**DIRECTIONS:**
Copy every line of the following data that includes the string "name".

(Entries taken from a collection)

◆ ◆ ◆ ◆

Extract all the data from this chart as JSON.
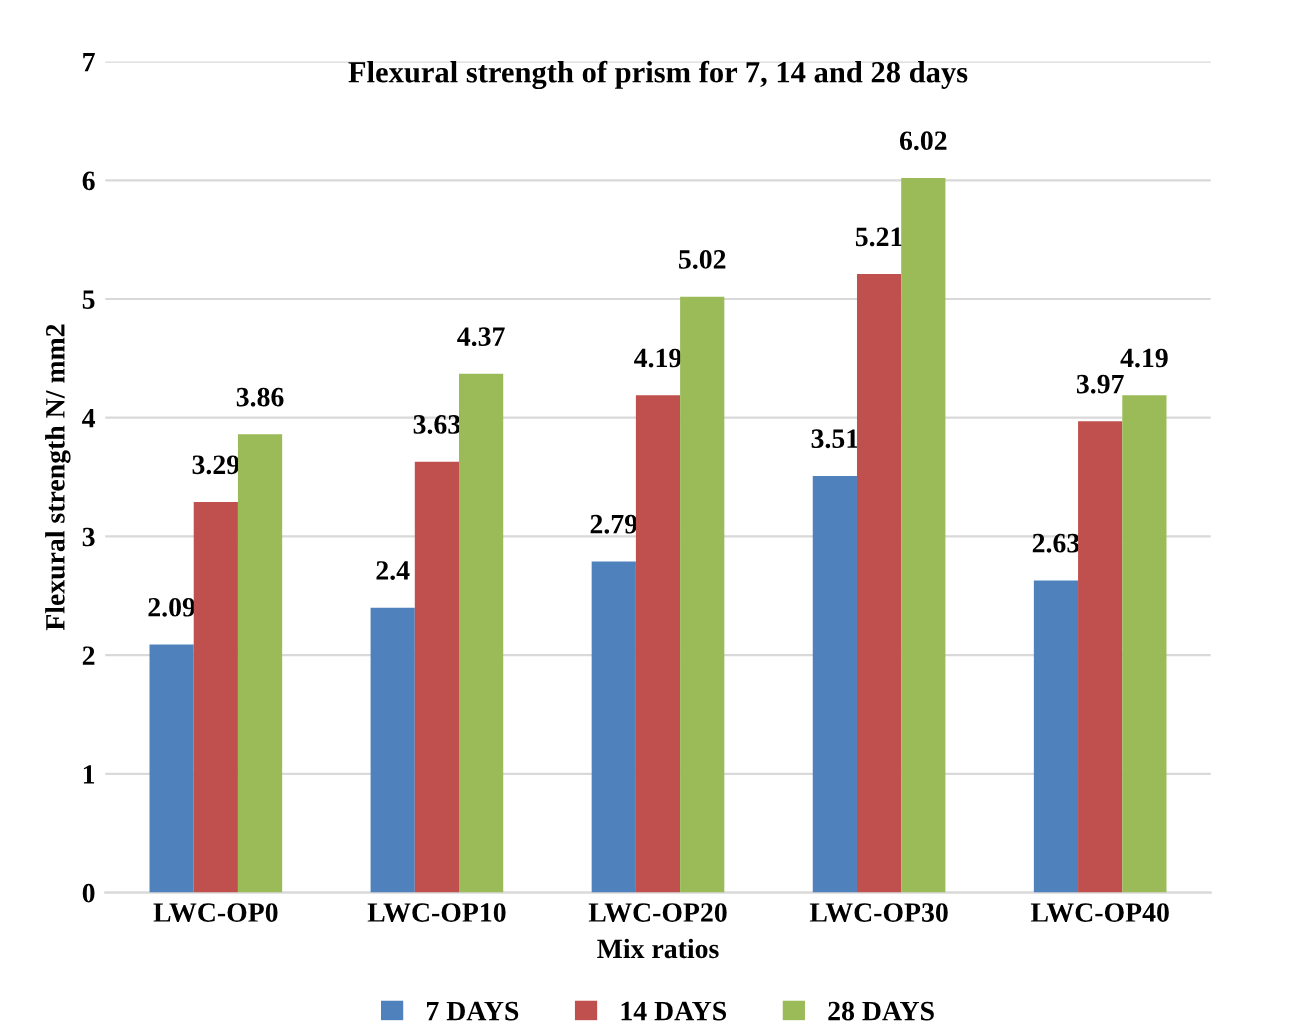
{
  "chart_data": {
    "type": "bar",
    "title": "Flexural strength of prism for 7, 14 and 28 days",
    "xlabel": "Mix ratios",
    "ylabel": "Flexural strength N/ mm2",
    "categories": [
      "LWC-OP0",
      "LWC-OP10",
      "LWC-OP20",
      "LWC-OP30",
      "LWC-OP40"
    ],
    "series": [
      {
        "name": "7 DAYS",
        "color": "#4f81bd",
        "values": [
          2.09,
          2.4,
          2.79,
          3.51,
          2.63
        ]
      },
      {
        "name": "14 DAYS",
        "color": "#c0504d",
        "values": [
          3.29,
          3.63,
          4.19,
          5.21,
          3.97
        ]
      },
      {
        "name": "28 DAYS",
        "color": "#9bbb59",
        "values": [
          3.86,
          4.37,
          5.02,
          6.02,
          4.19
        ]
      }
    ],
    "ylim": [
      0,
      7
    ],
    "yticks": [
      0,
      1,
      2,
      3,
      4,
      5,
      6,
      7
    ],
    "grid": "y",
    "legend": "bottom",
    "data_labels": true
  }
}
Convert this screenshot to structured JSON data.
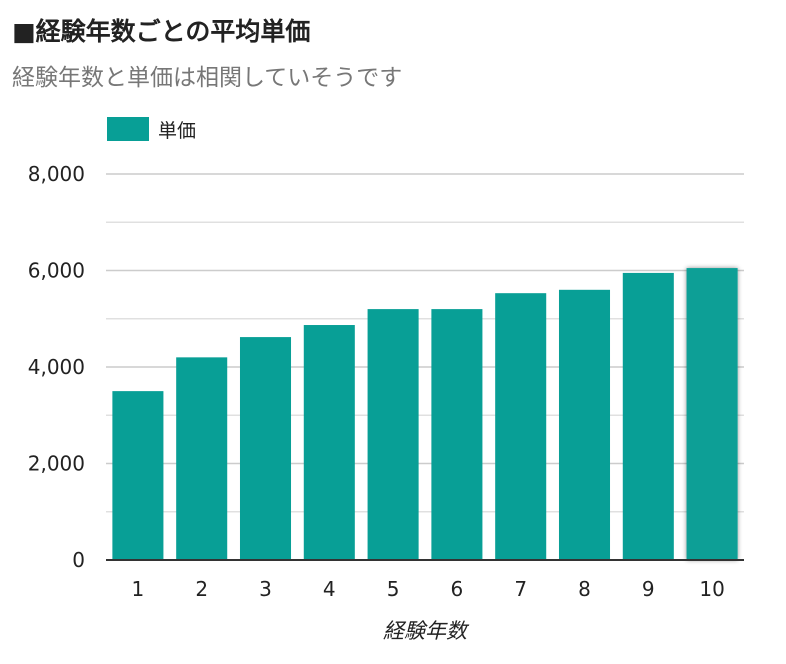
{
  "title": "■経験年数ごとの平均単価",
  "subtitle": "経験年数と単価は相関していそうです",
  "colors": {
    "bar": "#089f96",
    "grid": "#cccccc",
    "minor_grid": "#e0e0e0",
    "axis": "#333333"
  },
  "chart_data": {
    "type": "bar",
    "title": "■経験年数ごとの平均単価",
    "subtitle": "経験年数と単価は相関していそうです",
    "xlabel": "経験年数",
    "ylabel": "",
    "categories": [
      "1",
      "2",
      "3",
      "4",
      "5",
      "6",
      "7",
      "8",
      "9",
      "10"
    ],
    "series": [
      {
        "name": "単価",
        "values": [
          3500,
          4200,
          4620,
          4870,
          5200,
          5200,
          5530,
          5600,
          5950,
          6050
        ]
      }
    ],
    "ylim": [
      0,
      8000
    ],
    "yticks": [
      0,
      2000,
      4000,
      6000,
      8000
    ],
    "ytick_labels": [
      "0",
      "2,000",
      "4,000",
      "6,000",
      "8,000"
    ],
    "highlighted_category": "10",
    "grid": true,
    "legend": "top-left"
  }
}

◆ ◆ ◆ ◆

**FULL RESPONSE:**
        "name": "7 DAYS",
        "name": "14 DAYS",
        "name": "28 DAYS",
        "name": "単価",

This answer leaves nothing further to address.